Stored entries
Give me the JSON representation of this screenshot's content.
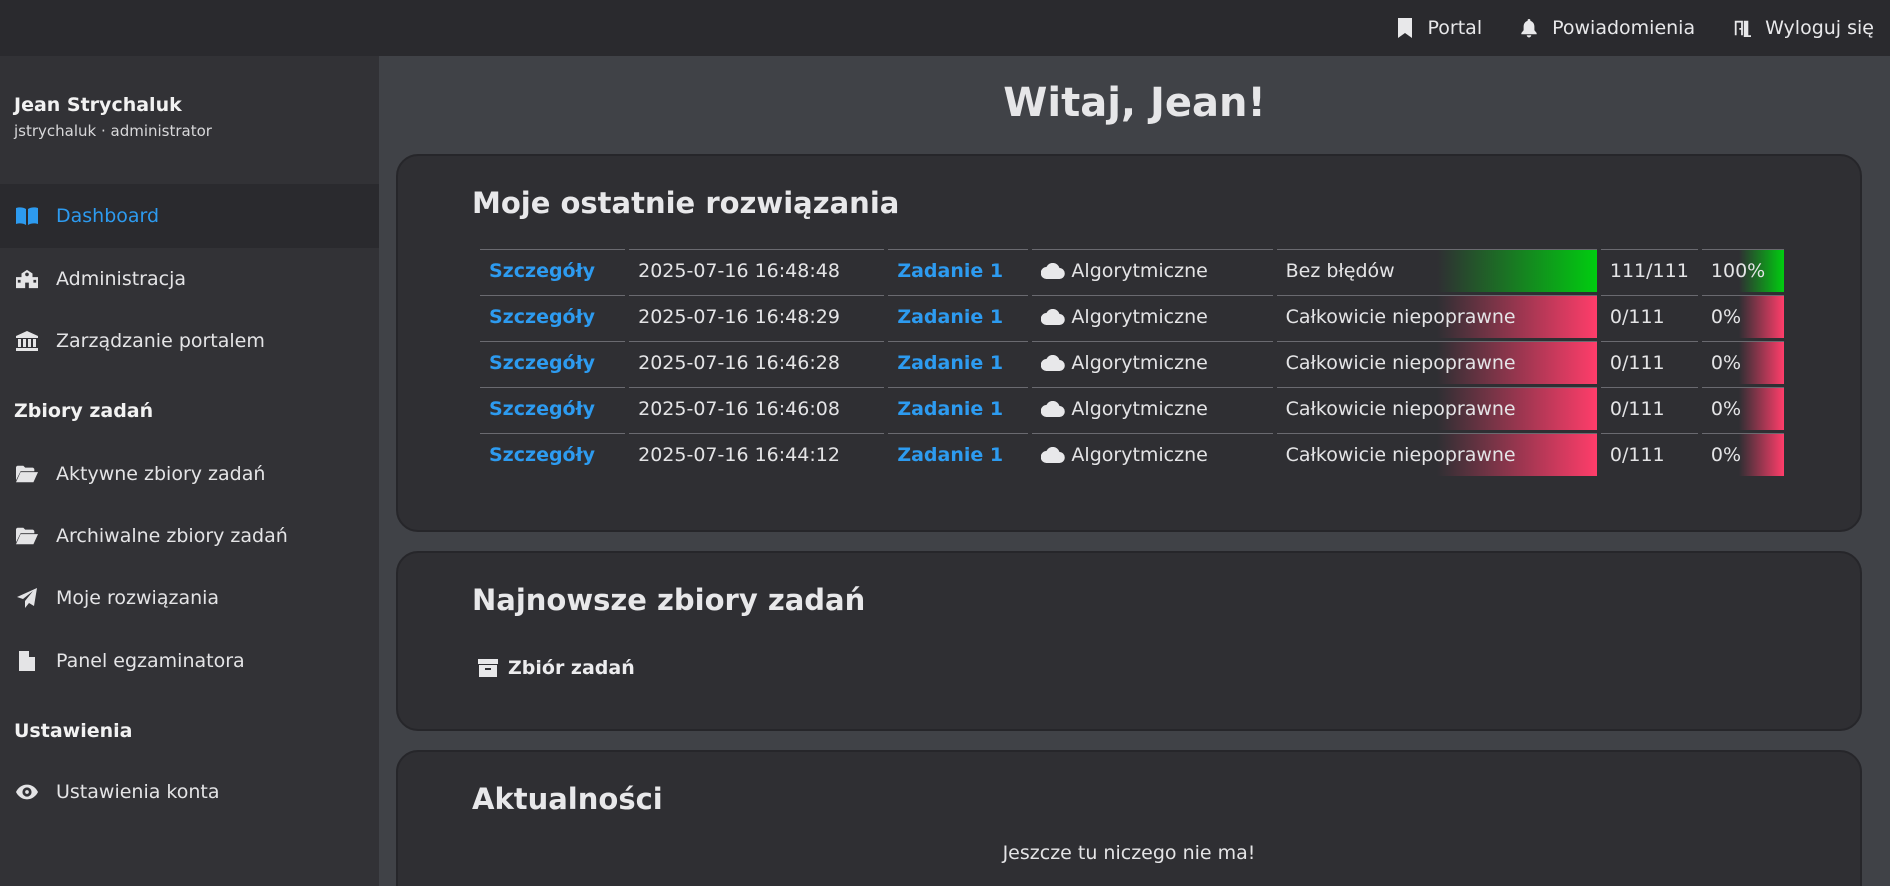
{
  "topbar": {
    "links": [
      {
        "label": "Portal",
        "icon": "bookmark-icon"
      },
      {
        "label": "Powiadomienia",
        "icon": "bell-icon"
      },
      {
        "label": "Wyloguj się",
        "icon": "door-exit-icon"
      }
    ]
  },
  "user": {
    "name": "Jean Strychaluk",
    "meta": "jstrychaluk · administrator"
  },
  "sidebar": {
    "items": [
      {
        "label": "Dashboard",
        "icon": "book-open-icon",
        "active": true
      },
      {
        "label": "Administracja",
        "icon": "school-icon"
      },
      {
        "label": "Zarządzanie portalem",
        "icon": "bank-icon"
      }
    ],
    "section_tasks": "Zbiory zadań",
    "task_items": [
      {
        "label": "Aktywne zbiory zadań",
        "icon": "folder-open-icon"
      },
      {
        "label": "Archiwalne zbiory zadań",
        "icon": "folder-open-icon"
      },
      {
        "label": "Moje rozwiązania",
        "icon": "paper-plane-icon"
      },
      {
        "label": "Panel egzaminatora",
        "icon": "file-icon"
      }
    ],
    "section_settings": "Ustawienia",
    "settings_items": [
      {
        "label": "Ustawienia konta",
        "icon": "eye-icon"
      }
    ]
  },
  "main": {
    "greeting": "Witaj, Jean!",
    "solutions": {
      "title": "Moje ostatnie rozwiązania",
      "rows": [
        {
          "details": "Szczegóły",
          "date": "2025-07-16 16:48:48",
          "task": "Zadanie 1",
          "type": "Algorytmiczne",
          "result": "Bez błędów",
          "score": "111/111",
          "percent": "100%",
          "status": "ok"
        },
        {
          "details": "Szczegóły",
          "date": "2025-07-16 16:48:29",
          "task": "Zadanie 1",
          "type": "Algorytmiczne",
          "result": "Całkowicie niepoprawne",
          "score": "0/111",
          "percent": "0%",
          "status": "bad"
        },
        {
          "details": "Szczegóły",
          "date": "2025-07-16 16:46:28",
          "task": "Zadanie 1",
          "type": "Algorytmiczne",
          "result": "Całkowicie niepoprawne",
          "score": "0/111",
          "percent": "0%",
          "status": "bad"
        },
        {
          "details": "Szczegóły",
          "date": "2025-07-16 16:46:08",
          "task": "Zadanie 1",
          "type": "Algorytmiczne",
          "result": "Całkowicie niepoprawne",
          "score": "0/111",
          "percent": "0%",
          "status": "bad"
        },
        {
          "details": "Szczegóły",
          "date": "2025-07-16 16:44:12",
          "task": "Zadanie 1",
          "type": "Algorytmiczne",
          "result": "Całkowicie niepoprawne",
          "score": "0/111",
          "percent": "0%",
          "status": "bad"
        }
      ]
    },
    "newest_sets": {
      "title": "Najnowsze zbiory zadań",
      "item": "Zbiór zadań"
    },
    "news": {
      "title": "Aktualności",
      "empty": "Jeszcze tu niczego nie ma!"
    }
  },
  "colors": {
    "accent": "#2d9bf0",
    "success": "#00cc10",
    "failure": "#ff3d6a"
  }
}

#### Work instructions
Determine how many lines in the listing above hold the word "Ustawienia", answering with the number only.

#### Exercise answer
2